Give the material again in full, matching it exactly.

>> START

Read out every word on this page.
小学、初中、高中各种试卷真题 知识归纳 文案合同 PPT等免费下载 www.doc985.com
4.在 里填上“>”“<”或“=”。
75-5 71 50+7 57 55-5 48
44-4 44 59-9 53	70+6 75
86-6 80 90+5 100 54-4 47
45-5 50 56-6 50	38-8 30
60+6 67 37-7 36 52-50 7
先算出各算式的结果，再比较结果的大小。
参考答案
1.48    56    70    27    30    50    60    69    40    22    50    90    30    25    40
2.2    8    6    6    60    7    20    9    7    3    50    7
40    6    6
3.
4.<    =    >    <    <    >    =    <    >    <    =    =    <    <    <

>> END

- **REPLY**
Read out every word on this page.
小学、初中、高中各种试卷真题 知识归纳 文案合同 PPT等免费下载 www.doc985.com
4.在 里填上“>”“<”或“=”。
75-5 71 50+7 57 55-5 48
44-4 44 59-9 53	70+6 75
86-6 80 90+5 100 54-4 47
45-5 50 56-6 50	38-8 30
60+6 67 37-7 36 52-50 7
先算出各算式的结果，再比较结果的大小。
参考答案
1.48    56    70    27    30    50    60    69    40    22    50    90    30    25    40
2.2    8    6    6    60    7    20    9    7    3    50    7
40    6    6
3.
4.<    =    >    <    <    >    =    <    >    <    =    =    <    <    <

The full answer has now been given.